Records about charts and figures
────────────────────

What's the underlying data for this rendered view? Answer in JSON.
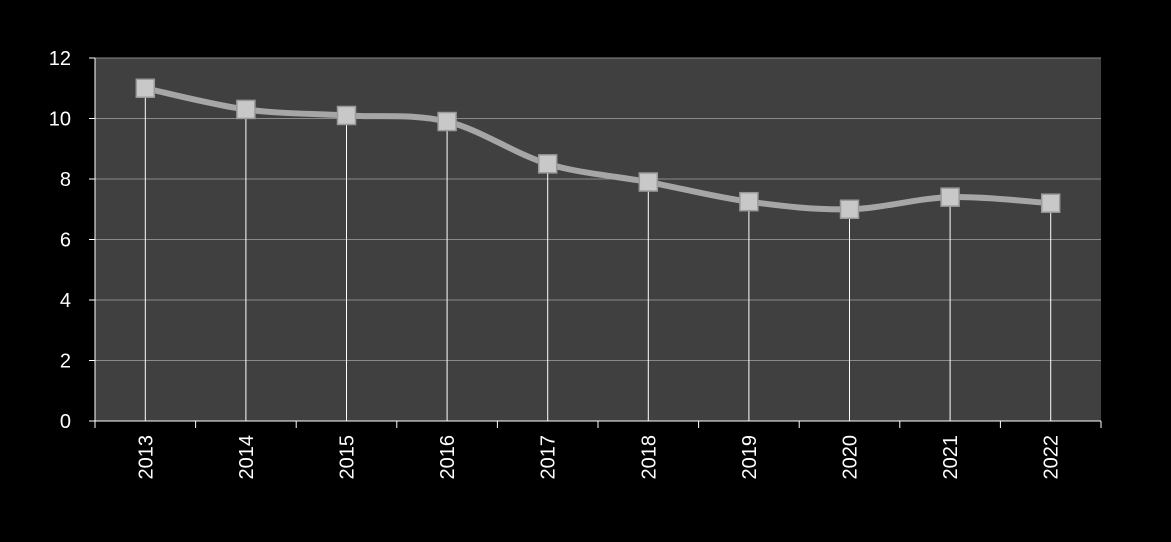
{
  "chart_data": {
    "type": "line",
    "categories": [
      "2013",
      "2014",
      "2015",
      "2016",
      "2017",
      "2018",
      "2019",
      "2020",
      "2021",
      "2022"
    ],
    "series": [
      {
        "values": [
          11.0,
          10.3,
          10.1,
          9.9,
          8.5,
          7.9,
          7.25,
          7.0,
          7.4,
          7.2
        ]
      }
    ],
    "ylim": [
      0,
      12
    ],
    "yticks": [
      "0",
      "2",
      "4",
      "6",
      "8",
      "10",
      "12"
    ],
    "grid": true,
    "drop_lines": true,
    "smooth": true,
    "marker": "square",
    "colors": {
      "background": "#000000",
      "plot_area": "#404040",
      "gridline": "#8a8a8a",
      "drop_line": "#ffffff",
      "series_line": "#a6a6a6",
      "marker_fill": "#c8c8c8",
      "axis": "#ffffff",
      "text": "#ffffff"
    }
  }
}
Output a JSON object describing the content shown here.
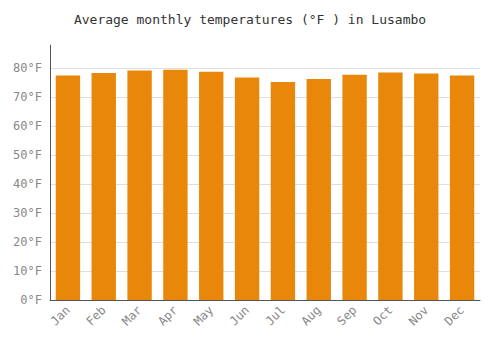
{
  "chart_data": {
    "type": "bar",
    "title": "Average monthly temperatures (°F ) in Lusambo",
    "categories": [
      "Jan",
      "Feb",
      "Mar",
      "Apr",
      "May",
      "Jun",
      "Jul",
      "Aug",
      "Sep",
      "Oct",
      "Nov",
      "Dec"
    ],
    "values": [
      77.5,
      78.3,
      79.2,
      79.5,
      78.8,
      76.8,
      75.2,
      76.3,
      77.7,
      78.5,
      78.2,
      77.5
    ],
    "color": "#E8870A",
    "ylim": [
      0,
      88
    ],
    "yticks": [
      {
        "value": 0,
        "label": "0°F"
      },
      {
        "value": 10,
        "label": "10°F"
      },
      {
        "value": 20,
        "label": "20°F"
      },
      {
        "value": 30,
        "label": "30°F"
      },
      {
        "value": 40,
        "label": "40°F"
      },
      {
        "value": 50,
        "label": "50°F"
      },
      {
        "value": 60,
        "label": "60°F"
      },
      {
        "value": 70,
        "label": "70°F"
      },
      {
        "value": 80,
        "label": "80°F"
      }
    ],
    "grid": true
  }
}
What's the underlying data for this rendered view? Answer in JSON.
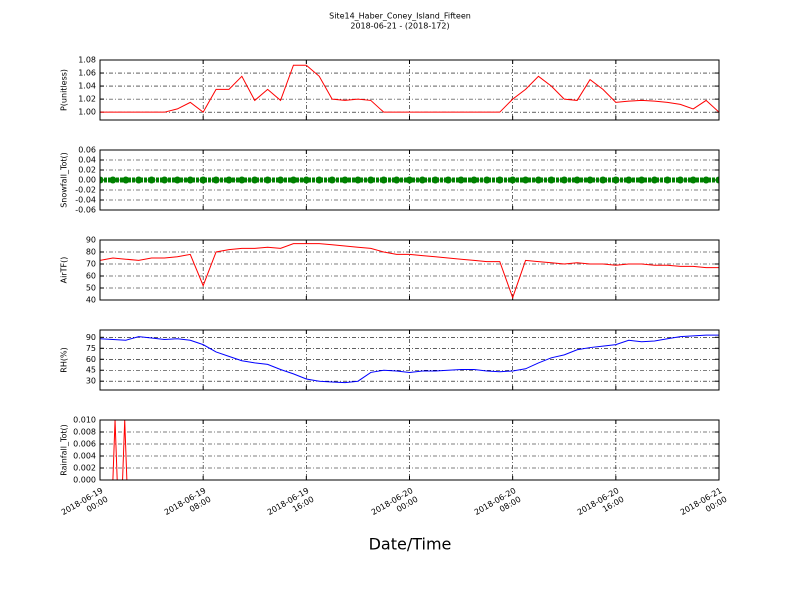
{
  "title": "Site14_Haber_Coney_Island_Fifteen",
  "subtitle": "2018-06-21 - (2018-172)",
  "xlabel": "Date/Time",
  "chart_data": [
    {
      "type": "line",
      "ylabel": "P(unitless)",
      "color": "#ff0000",
      "marker": "none",
      "linestyle": "solid",
      "x": [
        "2018-06-19 00:00",
        "2018-06-19 01:00",
        "2018-06-19 02:00",
        "2018-06-19 03:00",
        "2018-06-19 04:00",
        "2018-06-19 05:00",
        "2018-06-19 06:00",
        "2018-06-19 07:00",
        "2018-06-19 08:00",
        "2018-06-19 09:00",
        "2018-06-19 10:00",
        "2018-06-19 11:00",
        "2018-06-19 12:00",
        "2018-06-19 13:00",
        "2018-06-19 14:00",
        "2018-06-19 15:00",
        "2018-06-19 16:00",
        "2018-06-19 17:00",
        "2018-06-19 18:00",
        "2018-06-19 19:00",
        "2018-06-19 20:00",
        "2018-06-19 21:00",
        "2018-06-19 22:00",
        "2018-06-19 23:00",
        "2018-06-20 00:00",
        "2018-06-20 01:00",
        "2018-06-20 02:00",
        "2018-06-20 03:00",
        "2018-06-20 04:00",
        "2018-06-20 05:00",
        "2018-06-20 06:00",
        "2018-06-20 07:00",
        "2018-06-20 08:00",
        "2018-06-20 09:00",
        "2018-06-20 10:00",
        "2018-06-20 11:00",
        "2018-06-20 12:00",
        "2018-06-20 13:00",
        "2018-06-20 14:00",
        "2018-06-20 15:00",
        "2018-06-20 16:00",
        "2018-06-20 17:00",
        "2018-06-20 18:00",
        "2018-06-20 19:00",
        "2018-06-20 20:00",
        "2018-06-20 21:00",
        "2018-06-20 22:00",
        "2018-06-20 23:00",
        "2018-06-21 00:00"
      ],
      "values": [
        1.0,
        1.0,
        1.0,
        1.0,
        1.0,
        1.0,
        1.005,
        1.015,
        1.0,
        1.035,
        1.035,
        1.055,
        1.018,
        1.035,
        1.018,
        1.072,
        1.072,
        1.055,
        1.02,
        1.018,
        1.02,
        1.018,
        1.0,
        1.0,
        1.0,
        1.0,
        1.0,
        1.0,
        1.0,
        1.0,
        1.0,
        1.0,
        1.02,
        1.035,
        1.055,
        1.04,
        1.02,
        1.018,
        1.05,
        1.035,
        1.015,
        1.017,
        1.018,
        1.017,
        1.015,
        1.012,
        1.005,
        1.018,
        1.0
      ],
      "ylim": [
        0.988,
        1.08
      ],
      "yticks": [
        {
          "value": 1.0,
          "label": "1.00"
        },
        {
          "value": 1.02,
          "label": "1.02"
        },
        {
          "value": 1.04,
          "label": "1.04"
        },
        {
          "value": 1.06,
          "label": "1.06"
        },
        {
          "value": 1.08,
          "label": "1.08"
        }
      ],
      "xlim": [
        "2018-06-19 00:00",
        "2018-06-21 00:00"
      ],
      "xticks": [
        "2018-06-19 00:00",
        "2018-06-19 08:00",
        "2018-06-19 16:00",
        "2018-06-20 00:00",
        "2018-06-20 08:00",
        "2018-06-20 16:00",
        "2018-06-21 00:00"
      ],
      "grid": true
    },
    {
      "type": "line",
      "ylabel": "Snowfall_Tot()",
      "color": "#008000",
      "marker": "o",
      "linestyle": "none",
      "x": [
        "2018-06-19 00:00",
        "2018-06-19 01:00",
        "2018-06-19 02:00",
        "2018-06-19 03:00",
        "2018-06-19 04:00",
        "2018-06-19 05:00",
        "2018-06-19 06:00",
        "2018-06-19 07:00",
        "2018-06-19 08:00",
        "2018-06-19 09:00",
        "2018-06-19 10:00",
        "2018-06-19 11:00",
        "2018-06-19 12:00",
        "2018-06-19 13:00",
        "2018-06-19 14:00",
        "2018-06-19 15:00",
        "2018-06-19 16:00",
        "2018-06-19 17:00",
        "2018-06-19 18:00",
        "2018-06-19 19:00",
        "2018-06-19 20:00",
        "2018-06-19 21:00",
        "2018-06-19 22:00",
        "2018-06-19 23:00",
        "2018-06-20 00:00",
        "2018-06-20 01:00",
        "2018-06-20 02:00",
        "2018-06-20 03:00",
        "2018-06-20 04:00",
        "2018-06-20 05:00",
        "2018-06-20 06:00",
        "2018-06-20 07:00",
        "2018-06-20 08:00",
        "2018-06-20 09:00",
        "2018-06-20 10:00",
        "2018-06-20 11:00",
        "2018-06-20 12:00",
        "2018-06-20 13:00",
        "2018-06-20 14:00",
        "2018-06-20 15:00",
        "2018-06-20 16:00",
        "2018-06-20 17:00",
        "2018-06-20 18:00",
        "2018-06-20 19:00",
        "2018-06-20 20:00",
        "2018-06-20 21:00",
        "2018-06-20 22:00",
        "2018-06-20 23:00",
        "2018-06-21 00:00"
      ],
      "values": [
        0,
        0,
        0,
        0,
        0,
        0,
        0,
        0,
        0,
        0,
        0,
        0,
        0,
        0,
        0,
        0,
        0,
        0,
        0,
        0,
        0,
        0,
        0,
        0,
        0,
        0,
        0,
        0,
        0,
        0,
        0,
        0,
        0,
        0,
        0,
        0,
        0,
        0,
        0,
        0,
        0,
        0,
        0,
        0,
        0,
        0,
        0,
        0,
        0
      ],
      "ylim": [
        -0.06,
        0.06
      ],
      "yticks": [
        {
          "value": -0.06,
          "label": "-0.06"
        },
        {
          "value": -0.04,
          "label": "-0.04"
        },
        {
          "value": -0.02,
          "label": "-0.02"
        },
        {
          "value": 0,
          "label": "0.00"
        },
        {
          "value": 0.02,
          "label": "0.02"
        },
        {
          "value": 0.04,
          "label": "0.04"
        },
        {
          "value": 0.06,
          "label": "0.06"
        }
      ],
      "xlim": [
        "2018-06-19 00:00",
        "2018-06-21 00:00"
      ],
      "xticks": [
        "2018-06-19 00:00",
        "2018-06-19 08:00",
        "2018-06-19 16:00",
        "2018-06-20 00:00",
        "2018-06-20 08:00",
        "2018-06-20 16:00",
        "2018-06-21 00:00"
      ],
      "grid": true
    },
    {
      "type": "line",
      "ylabel": "AirTF()",
      "color": "#ff0000",
      "marker": "none",
      "linestyle": "solid",
      "x": [
        "2018-06-19 00:00",
        "2018-06-19 01:00",
        "2018-06-19 02:00",
        "2018-06-19 03:00",
        "2018-06-19 04:00",
        "2018-06-19 05:00",
        "2018-06-19 06:00",
        "2018-06-19 07:00",
        "2018-06-19 08:00",
        "2018-06-19 09:00",
        "2018-06-19 10:00",
        "2018-06-19 11:00",
        "2018-06-19 12:00",
        "2018-06-19 13:00",
        "2018-06-19 14:00",
        "2018-06-19 15:00",
        "2018-06-19 16:00",
        "2018-06-19 17:00",
        "2018-06-19 18:00",
        "2018-06-19 19:00",
        "2018-06-19 20:00",
        "2018-06-19 21:00",
        "2018-06-19 22:00",
        "2018-06-19 23:00",
        "2018-06-20 00:00",
        "2018-06-20 01:00",
        "2018-06-20 02:00",
        "2018-06-20 03:00",
        "2018-06-20 04:00",
        "2018-06-20 05:00",
        "2018-06-20 06:00",
        "2018-06-20 07:00",
        "2018-06-20 08:00",
        "2018-06-20 09:00",
        "2018-06-20 10:00",
        "2018-06-20 11:00",
        "2018-06-20 12:00",
        "2018-06-20 13:00",
        "2018-06-20 14:00",
        "2018-06-20 15:00",
        "2018-06-20 16:00",
        "2018-06-20 17:00",
        "2018-06-20 18:00",
        "2018-06-20 19:00",
        "2018-06-20 20:00",
        "2018-06-20 21:00",
        "2018-06-20 22:00",
        "2018-06-20 23:00",
        "2018-06-21 00:00"
      ],
      "values": [
        73,
        75,
        74,
        73,
        75,
        75,
        76,
        78,
        52,
        80,
        82,
        83,
        83,
        84,
        83,
        87,
        87,
        87,
        86,
        85,
        84,
        83,
        80,
        78,
        78,
        77,
        76,
        75,
        74,
        73,
        72,
        72,
        42,
        73,
        72,
        71,
        70,
        71,
        70,
        70,
        69,
        70,
        70,
        69,
        69,
        68,
        68,
        67,
        67
      ],
      "ylim": [
        40,
        90
      ],
      "yticks": [
        40,
        50,
        60,
        70,
        80,
        90
      ],
      "xlim": [
        "2018-06-19 00:00",
        "2018-06-21 00:00"
      ],
      "xticks": [
        "2018-06-19 00:00",
        "2018-06-19 08:00",
        "2018-06-19 16:00",
        "2018-06-20 00:00",
        "2018-06-20 08:00",
        "2018-06-20 16:00",
        "2018-06-21 00:00"
      ],
      "grid": true
    },
    {
      "type": "line",
      "ylabel": "RH(%)",
      "color": "#0000ff",
      "marker": "none",
      "linestyle": "solid",
      "x": [
        "2018-06-19 00:00",
        "2018-06-19 01:00",
        "2018-06-19 02:00",
        "2018-06-19 03:00",
        "2018-06-19 04:00",
        "2018-06-19 05:00",
        "2018-06-19 06:00",
        "2018-06-19 07:00",
        "2018-06-19 08:00",
        "2018-06-19 09:00",
        "2018-06-19 10:00",
        "2018-06-19 11:00",
        "2018-06-19 12:00",
        "2018-06-19 13:00",
        "2018-06-19 14:00",
        "2018-06-19 15:00",
        "2018-06-19 16:00",
        "2018-06-19 17:00",
        "2018-06-19 18:00",
        "2018-06-19 19:00",
        "2018-06-19 20:00",
        "2018-06-19 21:00",
        "2018-06-19 22:00",
        "2018-06-19 23:00",
        "2018-06-20 00:00",
        "2018-06-20 01:00",
        "2018-06-20 02:00",
        "2018-06-20 03:00",
        "2018-06-20 04:00",
        "2018-06-20 05:00",
        "2018-06-20 06:00",
        "2018-06-20 07:00",
        "2018-06-20 08:00",
        "2018-06-20 09:00",
        "2018-06-20 10:00",
        "2018-06-20 11:00",
        "2018-06-20 12:00",
        "2018-06-20 13:00",
        "2018-06-20 14:00",
        "2018-06-20 15:00",
        "2018-06-20 16:00",
        "2018-06-20 17:00",
        "2018-06-20 18:00",
        "2018-06-20 19:00",
        "2018-06-20 20:00",
        "2018-06-20 21:00",
        "2018-06-20 22:00",
        "2018-06-20 23:00",
        "2018-06-21 00:00"
      ],
      "values": [
        88,
        87,
        86,
        91,
        89,
        87,
        88,
        86,
        80,
        70,
        64,
        58,
        55,
        53,
        46,
        40,
        33,
        30,
        29,
        28,
        30,
        42,
        45,
        44,
        42,
        44,
        44,
        45,
        46,
        46,
        44,
        43,
        44,
        47,
        55,
        62,
        66,
        73,
        76,
        78,
        80,
        86,
        84,
        85,
        88,
        91,
        92,
        93,
        93
      ],
      "ylim": [
        18,
        100
      ],
      "yticks": [
        30,
        45,
        60,
        75,
        90
      ],
      "xlim": [
        "2018-06-19 00:00",
        "2018-06-21 00:00"
      ],
      "xticks": [
        "2018-06-19 00:00",
        "2018-06-19 08:00",
        "2018-06-19 16:00",
        "2018-06-20 00:00",
        "2018-06-20 08:00",
        "2018-06-20 16:00",
        "2018-06-21 00:00"
      ],
      "grid": true
    },
    {
      "type": "line",
      "ylabel": "Rainfall_Tot()",
      "color": "#ff0000",
      "marker": "none",
      "linestyle": "solid",
      "x": [
        "2018-06-19 00:00",
        "2018-06-19 01:00",
        "2018-06-19 01:10",
        "2018-06-19 01:20",
        "2018-06-19 01:45",
        "2018-06-19 01:55",
        "2018-06-19 02:05",
        "2018-06-21 00:00"
      ],
      "values": [
        0,
        0,
        0.01,
        0,
        0,
        0.01,
        0,
        0
      ],
      "ylim": [
        0,
        0.01
      ],
      "yticks": [
        {
          "value": 0,
          "label": "0.000"
        },
        {
          "value": 0.002,
          "label": "0.002"
        },
        {
          "value": 0.004,
          "label": "0.004"
        },
        {
          "value": 0.006,
          "label": "0.006"
        },
        {
          "value": 0.008,
          "label": "0.008"
        },
        {
          "value": 0.01,
          "label": "0.010"
        }
      ],
      "xlim": [
        "2018-06-19 00:00",
        "2018-06-21 00:00"
      ],
      "xticks": [
        {
          "value": "2018-06-19 00:00",
          "label": "2018-06-19 00:00"
        },
        {
          "value": "2018-06-19 08:00",
          "label": "2018-06-19 08:00"
        },
        {
          "value": "2018-06-19 16:00",
          "label": "2018-06-19 16:00"
        },
        {
          "value": "2018-06-20 00:00",
          "label": "2018-06-20 00:00"
        },
        {
          "value": "2018-06-20 08:00",
          "label": "2018-06-20 08:00"
        },
        {
          "value": "2018-06-20 16:00",
          "label": "2018-06-20 16:00"
        },
        {
          "value": "2018-06-21 00:00",
          "label": "2018-06-21 00:00"
        }
      ],
      "grid": true
    }
  ]
}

────────────────────

From the records, copy every line that has the string "ffffff" in it.

• **Reply**:
      "drop_line": "#ffffff",
      "axis": "#ffffff",
      "text": "#ffffff"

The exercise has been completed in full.